__Given request__: Go through the entries below and collect each line with the string "title" in it.

====================

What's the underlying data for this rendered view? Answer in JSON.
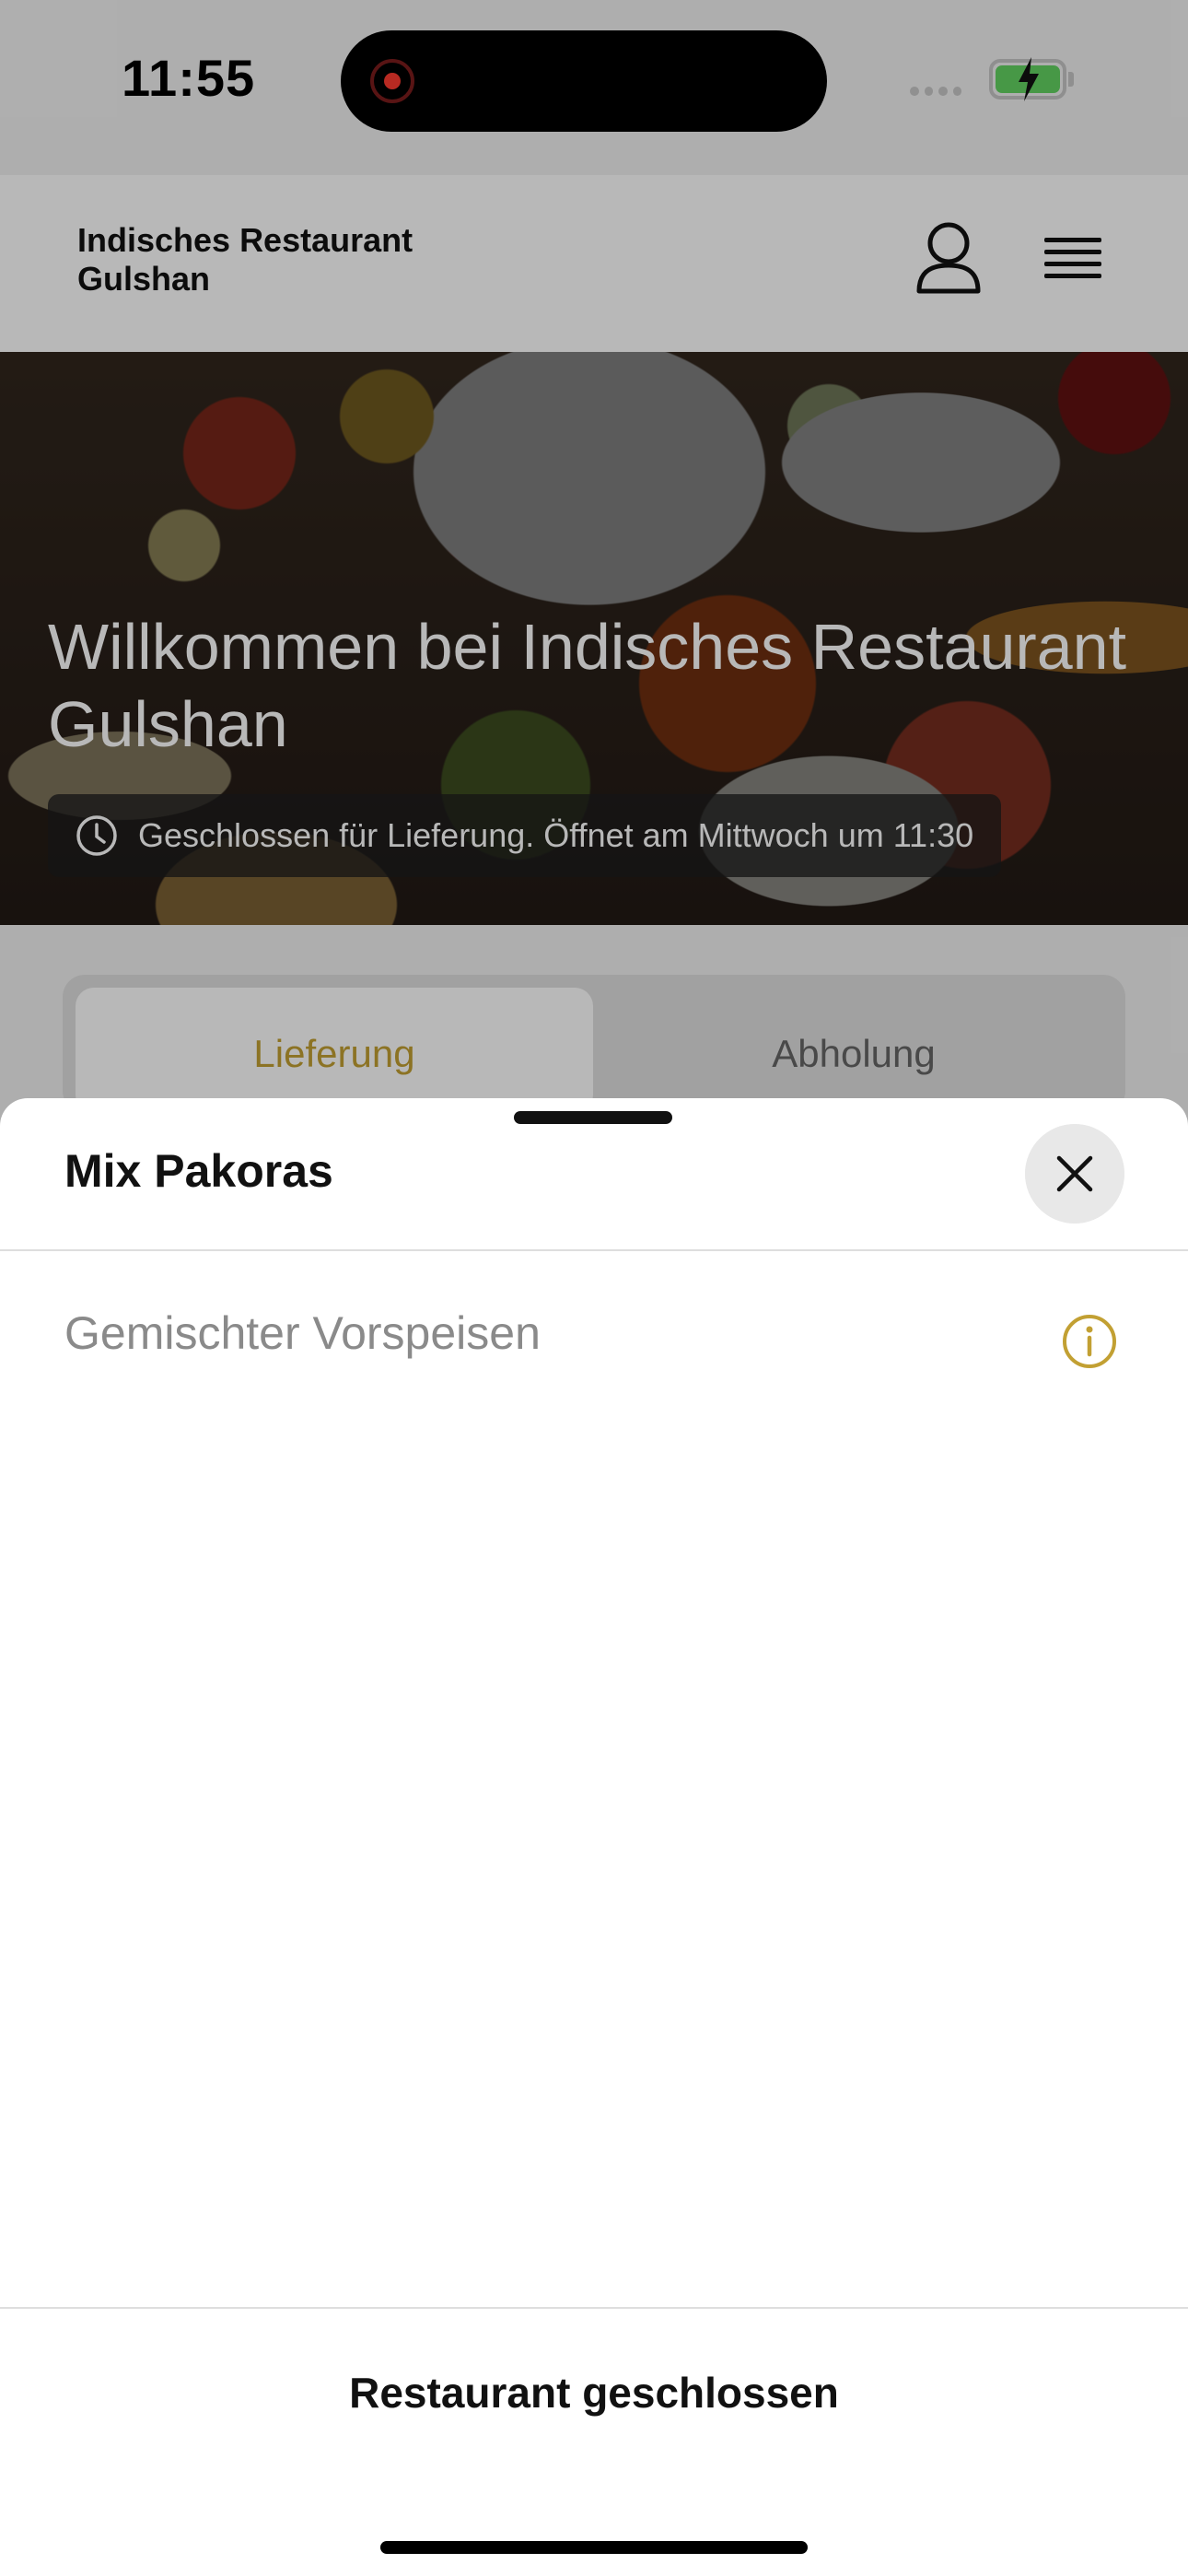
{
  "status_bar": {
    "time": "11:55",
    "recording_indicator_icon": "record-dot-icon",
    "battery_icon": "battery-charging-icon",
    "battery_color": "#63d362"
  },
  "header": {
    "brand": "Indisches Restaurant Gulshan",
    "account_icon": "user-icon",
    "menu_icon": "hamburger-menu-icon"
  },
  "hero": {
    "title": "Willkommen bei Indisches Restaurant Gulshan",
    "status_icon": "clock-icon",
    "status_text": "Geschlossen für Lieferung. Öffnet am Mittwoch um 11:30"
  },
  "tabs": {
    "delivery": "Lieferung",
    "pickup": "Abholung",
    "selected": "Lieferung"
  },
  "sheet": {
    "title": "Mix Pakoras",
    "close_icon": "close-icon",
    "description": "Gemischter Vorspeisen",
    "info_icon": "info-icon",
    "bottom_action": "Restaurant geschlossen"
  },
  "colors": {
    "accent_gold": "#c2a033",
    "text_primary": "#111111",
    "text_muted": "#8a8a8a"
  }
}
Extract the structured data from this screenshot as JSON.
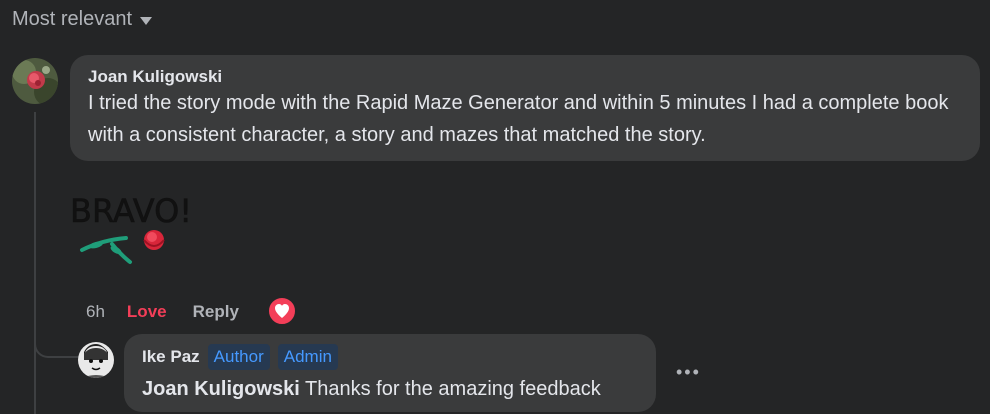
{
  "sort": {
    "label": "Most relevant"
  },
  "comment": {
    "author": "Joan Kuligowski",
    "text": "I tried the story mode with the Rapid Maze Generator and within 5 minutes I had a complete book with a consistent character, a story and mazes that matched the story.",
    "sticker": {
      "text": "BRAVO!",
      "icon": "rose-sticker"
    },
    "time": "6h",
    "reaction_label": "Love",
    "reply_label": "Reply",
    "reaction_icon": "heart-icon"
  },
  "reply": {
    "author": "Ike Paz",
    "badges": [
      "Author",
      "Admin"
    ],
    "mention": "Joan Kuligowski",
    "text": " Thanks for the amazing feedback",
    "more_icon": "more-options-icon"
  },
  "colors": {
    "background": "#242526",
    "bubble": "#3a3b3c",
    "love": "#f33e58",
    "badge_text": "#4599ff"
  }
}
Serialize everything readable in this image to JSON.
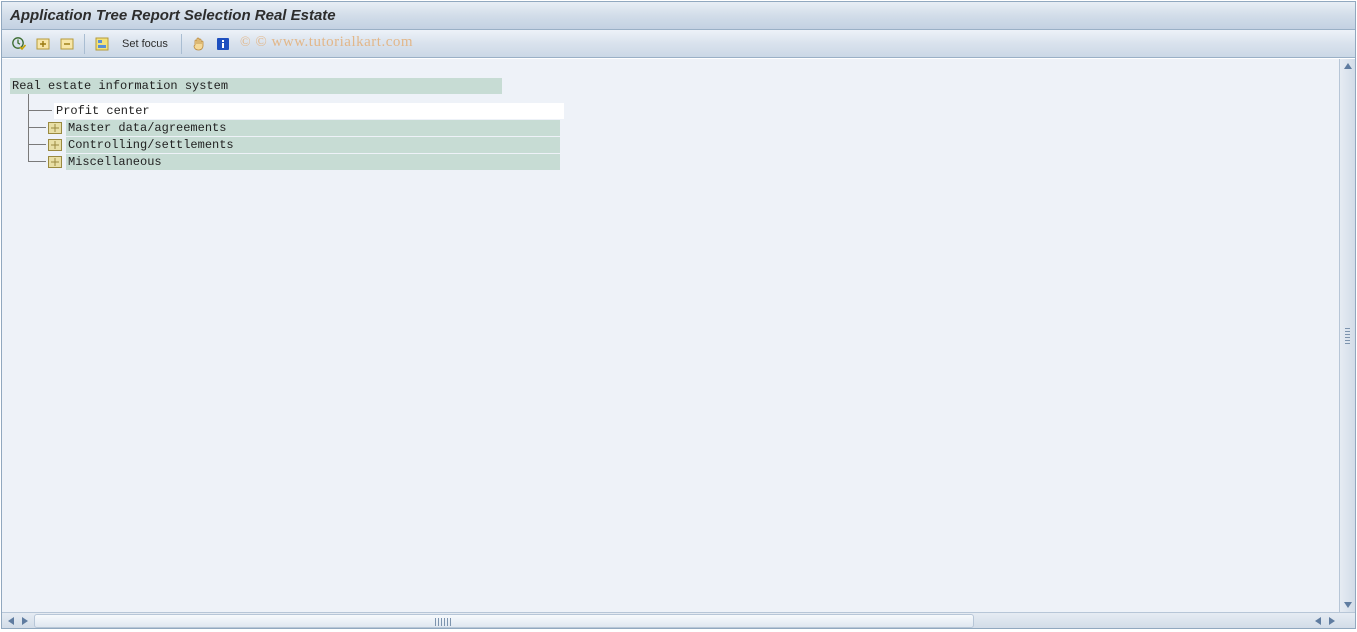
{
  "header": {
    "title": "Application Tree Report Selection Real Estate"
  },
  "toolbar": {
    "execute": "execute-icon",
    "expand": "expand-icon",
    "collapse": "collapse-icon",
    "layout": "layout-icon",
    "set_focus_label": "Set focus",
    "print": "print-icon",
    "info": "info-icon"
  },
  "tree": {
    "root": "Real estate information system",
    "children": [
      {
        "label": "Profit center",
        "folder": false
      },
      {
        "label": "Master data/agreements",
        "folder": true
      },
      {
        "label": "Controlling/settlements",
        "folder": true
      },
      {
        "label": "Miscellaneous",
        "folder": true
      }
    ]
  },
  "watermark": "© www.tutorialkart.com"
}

====================

__Solution to this problem__:
    "title": "Willkommen bei Indisches Restaurant Gulshan",
    "title": "Mix Pakoras",
    "title": "Application Tree Report Selection Real Estate"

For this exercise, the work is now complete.